• **QUOTED PASSAGE**:
Nature of Business and Summary of Significant Accounting Policies

Description of Business

Dreams, Inc. and its subsidiaries (collectively the "Company") are principally engaged in the manufacturing, distributing, retailing and selling of sports licensed products, memorabilia and acrylic display cases via multiple channels; including internet, brick & mortar, catalogue, kiosks and trade shows. The Company is also in the business of athlete representation and corporate marketing of individual athletes. The Company's customers are located throughout North America.

Principals of Consolidation

The accompanying consolidated audited financial statements include the accounts of the Company and its wholly-owned subsidiaries. All material inter-company transactions and accounts have been eliminated in consolidation.

Cash

Cash is defined as highly liquid investments with original maturities of three months or less and consist of amounts held as bank deposits.

Accounts Receivable

The Company's accounts receivable principally result from uncollected royalties from Field of Dreams® franchisees and from credit sales to third-party customers from its wholesale operations and recently, some web syndication clients, and credit card transactions from the internet division. The Company's allowance for doubtful accounts is based on management's estimates of the creditworthiness of its customers, current economic conditions and historical information, and, in the opinion of management is believed to be set at an amount sufficient to respond to normal business conditions. Should such conditions deteriorate or any major credit customer default on its obligations to the Company, this allowance may need to be increased which may have an adverse impact on the Company's operations. The Company reviews its accounts receivable aging on a regular basis to determine if any of the receivables are past due. The Company writes off all uncollectible trade receivables against its allowance for doubtful accounts. As of December 31, 2011 and December 31, 2010, the allowance for doubtful accounts was $24 and $26, respectively.

Revenue Recognition

The Company recognizes retail (including e-commerce sales and web syndication sales) and wholesale/distribution revenues at the later of (a) the time of shipment or (b) when title passes to the customers, all significant contractual obligations have been satisfied and collection of the resulting receivable is reasonably assured. Retail revenues and wholesale/distribution revenues are recognized at the time of sale. Sales completed but not shipped at year-end are considered deferred revenue.

Management fee revenue related to the representation and marketing of professional athletes is recognized when earned and is reflected net of its related costs of sales. The majority of the revenue generated from the representation and marketing of professional athletes relates to services as an agent. In these arrangements, the Company is not the primary obligor in these transactions but rather only receives a net agent fee.

• **DATA SUPPLIED**:
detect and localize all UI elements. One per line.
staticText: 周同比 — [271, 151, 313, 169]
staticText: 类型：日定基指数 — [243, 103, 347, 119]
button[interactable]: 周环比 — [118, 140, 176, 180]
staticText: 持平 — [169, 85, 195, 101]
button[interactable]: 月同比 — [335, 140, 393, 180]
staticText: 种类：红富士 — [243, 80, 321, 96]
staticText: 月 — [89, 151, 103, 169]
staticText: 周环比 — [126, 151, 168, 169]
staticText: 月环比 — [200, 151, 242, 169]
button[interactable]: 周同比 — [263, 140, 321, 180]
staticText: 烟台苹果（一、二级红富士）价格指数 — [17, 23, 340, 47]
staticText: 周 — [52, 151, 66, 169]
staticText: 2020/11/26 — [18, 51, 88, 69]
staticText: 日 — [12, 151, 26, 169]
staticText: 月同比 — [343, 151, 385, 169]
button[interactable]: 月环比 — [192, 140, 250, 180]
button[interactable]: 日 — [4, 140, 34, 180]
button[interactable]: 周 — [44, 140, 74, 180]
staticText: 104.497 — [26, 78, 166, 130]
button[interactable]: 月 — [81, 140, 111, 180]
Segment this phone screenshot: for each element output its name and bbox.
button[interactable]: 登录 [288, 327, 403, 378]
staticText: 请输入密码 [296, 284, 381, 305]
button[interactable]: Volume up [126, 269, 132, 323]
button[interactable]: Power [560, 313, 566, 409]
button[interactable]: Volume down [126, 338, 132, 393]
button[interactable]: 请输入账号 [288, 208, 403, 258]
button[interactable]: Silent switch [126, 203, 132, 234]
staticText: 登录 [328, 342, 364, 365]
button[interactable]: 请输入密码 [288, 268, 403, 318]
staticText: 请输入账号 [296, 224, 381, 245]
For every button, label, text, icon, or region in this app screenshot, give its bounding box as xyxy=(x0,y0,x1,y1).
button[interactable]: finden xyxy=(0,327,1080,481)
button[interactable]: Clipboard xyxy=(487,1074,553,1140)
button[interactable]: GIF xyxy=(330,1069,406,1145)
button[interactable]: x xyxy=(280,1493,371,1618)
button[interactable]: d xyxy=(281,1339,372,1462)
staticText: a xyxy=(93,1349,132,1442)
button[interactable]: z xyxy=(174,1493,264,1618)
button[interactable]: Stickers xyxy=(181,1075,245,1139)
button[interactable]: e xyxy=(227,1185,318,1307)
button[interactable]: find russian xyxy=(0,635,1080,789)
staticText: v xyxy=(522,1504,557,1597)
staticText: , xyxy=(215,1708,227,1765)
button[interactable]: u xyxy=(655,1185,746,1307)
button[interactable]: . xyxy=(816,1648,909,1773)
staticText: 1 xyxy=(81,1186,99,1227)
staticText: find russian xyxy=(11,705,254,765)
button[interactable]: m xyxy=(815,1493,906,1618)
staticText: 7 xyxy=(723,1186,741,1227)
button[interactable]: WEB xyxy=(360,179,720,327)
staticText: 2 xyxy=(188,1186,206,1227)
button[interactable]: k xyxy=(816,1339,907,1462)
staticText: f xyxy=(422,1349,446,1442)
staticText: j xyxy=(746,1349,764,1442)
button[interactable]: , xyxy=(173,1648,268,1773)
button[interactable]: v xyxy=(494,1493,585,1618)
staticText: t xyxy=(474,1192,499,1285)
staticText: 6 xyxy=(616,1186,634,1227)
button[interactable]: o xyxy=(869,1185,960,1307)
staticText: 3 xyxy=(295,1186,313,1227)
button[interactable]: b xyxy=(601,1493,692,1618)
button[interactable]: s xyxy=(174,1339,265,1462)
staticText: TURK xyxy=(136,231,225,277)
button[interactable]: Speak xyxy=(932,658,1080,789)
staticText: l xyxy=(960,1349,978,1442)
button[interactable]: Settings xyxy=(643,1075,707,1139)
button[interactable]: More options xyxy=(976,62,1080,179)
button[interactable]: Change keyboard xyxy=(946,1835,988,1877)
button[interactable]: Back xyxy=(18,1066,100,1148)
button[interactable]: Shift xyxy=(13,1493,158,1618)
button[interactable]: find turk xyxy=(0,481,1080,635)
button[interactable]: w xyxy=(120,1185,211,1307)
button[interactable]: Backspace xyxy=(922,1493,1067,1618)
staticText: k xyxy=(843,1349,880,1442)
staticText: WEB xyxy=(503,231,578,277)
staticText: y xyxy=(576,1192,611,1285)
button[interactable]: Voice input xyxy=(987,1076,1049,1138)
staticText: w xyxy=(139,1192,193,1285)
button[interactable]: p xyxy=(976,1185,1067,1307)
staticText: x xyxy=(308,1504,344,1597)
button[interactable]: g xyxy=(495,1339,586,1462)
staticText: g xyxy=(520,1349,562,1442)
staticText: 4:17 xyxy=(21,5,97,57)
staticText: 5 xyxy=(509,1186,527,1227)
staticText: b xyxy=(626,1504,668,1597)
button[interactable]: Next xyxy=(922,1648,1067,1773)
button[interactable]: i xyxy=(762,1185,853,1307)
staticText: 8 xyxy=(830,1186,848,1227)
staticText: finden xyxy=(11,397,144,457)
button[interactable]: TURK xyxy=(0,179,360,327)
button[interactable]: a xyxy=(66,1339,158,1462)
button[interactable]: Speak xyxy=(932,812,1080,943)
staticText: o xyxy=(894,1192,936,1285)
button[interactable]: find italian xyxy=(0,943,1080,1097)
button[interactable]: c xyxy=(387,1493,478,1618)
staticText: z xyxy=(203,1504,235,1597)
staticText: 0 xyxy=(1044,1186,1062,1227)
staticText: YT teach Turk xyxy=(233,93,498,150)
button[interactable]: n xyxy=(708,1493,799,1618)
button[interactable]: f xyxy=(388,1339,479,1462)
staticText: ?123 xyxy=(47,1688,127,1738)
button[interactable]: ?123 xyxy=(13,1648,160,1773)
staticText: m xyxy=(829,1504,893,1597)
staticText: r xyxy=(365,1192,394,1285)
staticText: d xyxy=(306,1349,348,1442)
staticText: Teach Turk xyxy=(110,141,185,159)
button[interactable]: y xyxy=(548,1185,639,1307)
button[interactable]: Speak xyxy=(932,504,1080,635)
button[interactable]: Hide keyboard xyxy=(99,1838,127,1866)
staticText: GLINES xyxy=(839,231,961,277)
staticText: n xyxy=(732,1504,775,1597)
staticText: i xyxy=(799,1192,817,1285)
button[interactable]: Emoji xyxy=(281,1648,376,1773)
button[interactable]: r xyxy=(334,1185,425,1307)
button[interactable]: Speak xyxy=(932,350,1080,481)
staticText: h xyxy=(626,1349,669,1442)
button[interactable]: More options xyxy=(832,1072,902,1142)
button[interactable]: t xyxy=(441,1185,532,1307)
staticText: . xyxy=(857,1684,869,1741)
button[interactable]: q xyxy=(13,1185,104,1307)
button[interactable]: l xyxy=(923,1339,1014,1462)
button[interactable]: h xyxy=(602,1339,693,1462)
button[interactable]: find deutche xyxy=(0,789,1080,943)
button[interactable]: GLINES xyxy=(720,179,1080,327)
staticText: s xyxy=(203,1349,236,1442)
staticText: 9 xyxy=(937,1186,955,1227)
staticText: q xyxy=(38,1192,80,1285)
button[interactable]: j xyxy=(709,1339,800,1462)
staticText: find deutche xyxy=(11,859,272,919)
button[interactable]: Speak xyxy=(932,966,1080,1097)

• **WORK TO COMPLETE**:
Continue the accounting policies text from where it stops.

• **OUTPUT BELOW**:
Revenues from industry trade shows are recognized at the time of the show when tickets are submitted for autographs or actual product purchases take place. In instances when the Company receives pre-payments for show autographs, the Company records these amounts as deferred revenue.

The Company had approximately $714 in unshipped orders as of December 31, 2011.

 

Shipping and Handling Costs

Costs incurred for shipping and handling associated with a sale are included in cost of sales in the period when the sale occurred. Amounts billed to a customer for shipping and handling is reported as revenue.

Advertising and Promotional Costs

All advertising and promotional costs associated with advertising and promoting the Company's lines of business are expensed in the period incurred and included in operating expenses. For the years ended December 31, 2011 and December 31, 2010, these expenses were $8,144 and $5,806, respectively.

Inventories

Inventories, consisting primarily of licensed sports products, sports memorabilia products and acrylic cases, are valued at the lower of cost or market, using the specific identification and average cost methods.

Property and Equipment

Property and equipment is stated at cost. Depreciation is provided for using the straight-line method over the estimated useful lives of the assets ranging from three to seven years. Leasehold improvements are amortized over the remaining lease period or the estimated useful life of the improvements, whichever is less. Maintenance and repairs are charged to expense as incurred and major renewals and betterments are capitalized.

Goodwill and Intangible Assets

In June 2001, the Financial Accounting Standards Board approved the issuance of ASC Topic 350, "Intangible Goodwill and Other," which established accounting and reporting requirements for goodwill and other intangible assets. The standard requires that all intangible assets acquired that are obtained through contractual or legal right, or are capable of being separately sold, transferred, licensed, rented or exchanged must be recognized as an asset apart from goodwill. Goodwill and intangibles with indefinite lives are no longer amortized, but are subject to an annual assessment for impairment by applying a fair value based test.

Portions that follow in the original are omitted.